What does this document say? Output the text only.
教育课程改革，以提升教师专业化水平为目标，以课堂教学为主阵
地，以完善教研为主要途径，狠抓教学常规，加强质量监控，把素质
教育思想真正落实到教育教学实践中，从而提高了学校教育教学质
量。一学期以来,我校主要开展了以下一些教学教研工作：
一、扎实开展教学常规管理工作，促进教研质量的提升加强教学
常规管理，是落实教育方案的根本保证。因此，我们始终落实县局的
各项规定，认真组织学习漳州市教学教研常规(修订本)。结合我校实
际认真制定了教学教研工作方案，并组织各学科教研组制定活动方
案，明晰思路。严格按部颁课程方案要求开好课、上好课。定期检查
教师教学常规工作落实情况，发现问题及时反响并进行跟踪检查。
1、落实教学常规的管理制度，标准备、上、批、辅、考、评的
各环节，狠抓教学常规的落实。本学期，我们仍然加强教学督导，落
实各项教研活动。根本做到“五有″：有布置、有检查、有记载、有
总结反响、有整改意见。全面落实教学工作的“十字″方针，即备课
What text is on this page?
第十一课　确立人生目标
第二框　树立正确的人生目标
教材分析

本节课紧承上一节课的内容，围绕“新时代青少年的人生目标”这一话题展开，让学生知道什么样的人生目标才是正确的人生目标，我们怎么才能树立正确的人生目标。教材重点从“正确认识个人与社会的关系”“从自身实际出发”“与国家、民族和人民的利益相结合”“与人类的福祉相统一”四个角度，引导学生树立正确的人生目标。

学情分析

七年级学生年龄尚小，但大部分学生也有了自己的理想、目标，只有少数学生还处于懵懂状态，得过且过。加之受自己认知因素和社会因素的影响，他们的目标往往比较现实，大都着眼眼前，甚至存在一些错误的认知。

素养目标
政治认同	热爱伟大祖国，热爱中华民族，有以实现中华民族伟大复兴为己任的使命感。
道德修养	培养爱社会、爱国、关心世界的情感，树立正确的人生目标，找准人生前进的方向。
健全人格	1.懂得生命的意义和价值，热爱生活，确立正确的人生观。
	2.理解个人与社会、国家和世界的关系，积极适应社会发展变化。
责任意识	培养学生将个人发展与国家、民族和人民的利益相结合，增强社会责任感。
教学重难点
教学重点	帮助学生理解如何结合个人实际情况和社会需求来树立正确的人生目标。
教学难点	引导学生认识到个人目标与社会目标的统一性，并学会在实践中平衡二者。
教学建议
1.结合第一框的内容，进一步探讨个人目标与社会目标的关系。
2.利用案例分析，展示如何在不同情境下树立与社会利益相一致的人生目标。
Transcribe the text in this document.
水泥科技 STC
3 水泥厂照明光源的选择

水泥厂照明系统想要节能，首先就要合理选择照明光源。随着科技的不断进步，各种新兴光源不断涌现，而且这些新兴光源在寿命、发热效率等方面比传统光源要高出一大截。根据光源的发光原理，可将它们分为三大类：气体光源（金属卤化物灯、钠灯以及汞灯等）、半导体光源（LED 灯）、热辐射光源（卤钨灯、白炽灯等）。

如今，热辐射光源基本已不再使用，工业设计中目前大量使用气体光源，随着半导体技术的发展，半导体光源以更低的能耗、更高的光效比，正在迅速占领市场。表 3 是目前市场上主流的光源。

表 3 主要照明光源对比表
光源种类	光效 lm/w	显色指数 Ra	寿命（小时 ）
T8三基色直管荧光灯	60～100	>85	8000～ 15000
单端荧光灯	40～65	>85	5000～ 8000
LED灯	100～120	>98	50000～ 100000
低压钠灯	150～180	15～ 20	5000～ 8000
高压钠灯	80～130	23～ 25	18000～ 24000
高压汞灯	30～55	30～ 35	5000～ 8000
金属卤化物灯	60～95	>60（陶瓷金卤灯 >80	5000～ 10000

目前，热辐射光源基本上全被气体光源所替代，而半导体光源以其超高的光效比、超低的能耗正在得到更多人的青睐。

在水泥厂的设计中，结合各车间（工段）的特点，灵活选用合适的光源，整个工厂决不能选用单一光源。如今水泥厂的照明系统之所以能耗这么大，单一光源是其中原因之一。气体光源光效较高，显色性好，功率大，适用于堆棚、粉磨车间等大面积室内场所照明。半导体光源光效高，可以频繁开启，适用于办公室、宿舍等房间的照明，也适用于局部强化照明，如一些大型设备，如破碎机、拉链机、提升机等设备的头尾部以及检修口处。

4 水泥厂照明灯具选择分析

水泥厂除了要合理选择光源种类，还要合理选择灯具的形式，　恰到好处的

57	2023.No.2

::::::::::

EXERCISE DESCRIPTION: Return every line of the material exactly.

ANSWER TO THE EXERCISE:
What does this document say? Output the text only.
教育课程改革，以提升教师专业化水平为目标，以课堂教学为主阵
地，以完善教研为主要途径，狠抓教学常规，加强质量监控，把素质
教育思想真正落实到教育教学实践中，从而提高了学校教育教学质
量。一学期以来,我校主要开展了以下一些教学教研工作：
一、扎实开展教学常规管理工作，促进教研质量的提升加强教学
常规管理，是落实教育方案的根本保证。因此，我们始终落实县局的
各项规定，认真组织学习漳州市教学教研常规(修订本)。结合我校实
际认真制定了教学教研工作方案，并组织各学科教研组制定活动方
案，明晰思路。严格按部颁课程方案要求开好课、上好课。定期检查
教师教学常规工作落实情况，发现问题及时反响并进行跟踪检查。
1、落实教学常规的管理制度，标准备、上、批、辅、考、评的
各环节，狠抓教学常规的落实。本学期，我们仍然加强教学督导，落
实各项教研活动。根本做到“五有″：有布置、有检查、有记载、有
总结反响、有整改意见。全面落实教学工作的“十字″方针，即备课
What text is on this page?
第十一课　确立人生目标
第二框　树立正确的人生目标
教材分析

本节课紧承上一节课的内容，围绕“新时代青少年的人生目标”这一话题展开，让学生知道什么样的人生目标才是正确的人生目标，我们怎么才能树立正确的人生目标。教材重点从“正确认识个人与社会的关系”“从自身实际出发”“与国家、民族和人民的利益相结合”“与人类的福祉相统一”四个角度，引导学生树立正确的人生目标。

学情分析

七年级学生年龄尚小，但大部分学生也有了自己的理想、目标，只有少数学生还处于懵懂状态，得过且过。加之受自己认知因素和社会因素的影响，他们的目标往往比较现实，大都着眼眼前，甚至存在一些错误的认知。

素养目标
政治认同	热爱伟大祖国，热爱中华民族，有以实现中华民族伟大复兴为己任的使命感。
道德修养	培养爱社会、爱国、关心世界的情感，树立正确的人生目标，找准人生前进的方向。
健全人格	1.懂得生命的意义和价值，热爱生活，确立正确的人生观。
	2.理解个人与社会、国家和世界的关系，积极适应社会发展变化。
责任意识	培养学生将个人发展与国家、民族和人民的利益相结合，增强社会责任感。
教学重难点
教学重点	帮助学生理解如何结合个人实际情况和社会需求来树立正确的人生目标。
教学难点	引导学生认识到个人目标与社会目标的统一性，并学会在实践中平衡二者。
教学建议
1.结合第一框的内容，进一步探讨个人目标与社会目标的关系。
2.利用案例分析，展示如何在不同情境下树立与社会利益相一致的人生目标。
Transcribe the text in this document.
水泥科技 STC
3 水泥厂照明光源的选择

水泥厂照明系统想要节能，首先就要合理选择照明光源。随着科技的不断进步，各种新兴光源不断涌现，而且这些新兴光源在寿命、发热效率等方面比传统光源要高出一大截。根据光源的发光原理，可将它们分为三大类：气体光源（金属卤化物灯、钠灯以及汞灯等）、半导体光源（LED 灯）、热辐射光源（卤钨灯、白炽灯等）。

如今，热辐射光源基本已不再使用，工业设计中目前大量使用气体光源，随着半导体技术的发展，半导体光源以更低的能耗、更高的光效比，正在迅速占领市场。表 3 是目前市场上主流的光源。

表 3 主要照明光源对比表
光源种类	光效 lm/w	显色指数 Ra	寿命（小时 ）
T8三基色直管荧光灯	60～100	>85	8000～ 15000
单端荧光灯	40～65	>85	5000～ 8000
LED灯	100～120	>98	50000～ 100000
低压钠灯	150～180	15～ 20	5000～ 8000
高压钠灯	80～130	23～ 25	18000～ 24000
高压汞灯	30～55	30～ 35	5000～ 8000
金属卤化物灯	60～95	>60（陶瓷金卤灯 >80	5000～ 10000

目前，热辐射光源基本上全被气体光源所替代，而半导体光源以其超高的光效比、超低的能耗正在得到更多人的青睐。

在水泥厂的设计中，结合各车间（工段）的特点，灵活选用合适的光源，整个工厂决不能选用单一光源。如今水泥厂的照明系统之所以能耗这么大，单一光源是其中原因之一。气体光源光效较高，显色性好，功率大，适用于堆棚、粉磨车间等大面积室内场所照明。半导体光源光效高，可以频繁开启，适用于办公室、宿舍等房间的照明，也适用于局部强化照明，如一些大型设备，如破碎机、拉链机、提升机等设备的头尾部以及检修口处。

4 水泥厂照明灯具选择分析

水泥厂除了要合理选择光源种类，还要合理选择灯具的形式，　恰到好处的

57	2023.No.2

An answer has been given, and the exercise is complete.